What you will do:
Output every entry exactly as given.

Figure data in JSON:
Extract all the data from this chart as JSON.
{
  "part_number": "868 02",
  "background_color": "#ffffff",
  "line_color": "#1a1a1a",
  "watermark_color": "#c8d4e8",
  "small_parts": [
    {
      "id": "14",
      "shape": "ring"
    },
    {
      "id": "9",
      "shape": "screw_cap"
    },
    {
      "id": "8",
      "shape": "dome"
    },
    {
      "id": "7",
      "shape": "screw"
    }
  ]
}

Task output:
Extract all the data from this chart as JSON.
{
  "part_number": "868 02",
  "background_color": "#ffffff",
  "line_color": "#1a1a1a",
  "watermark_color": "#c8d4e8",
  "small_parts": [
    {
      "id": "14",
      "shape": "ring"
    },
    {
      "id": "9",
      "shape": "screw_cap"
    },
    {
      "id": "8",
      "shape": "dome"
    },
    {
      "id": "7",
      "shape": "screw"
    }
  ]
}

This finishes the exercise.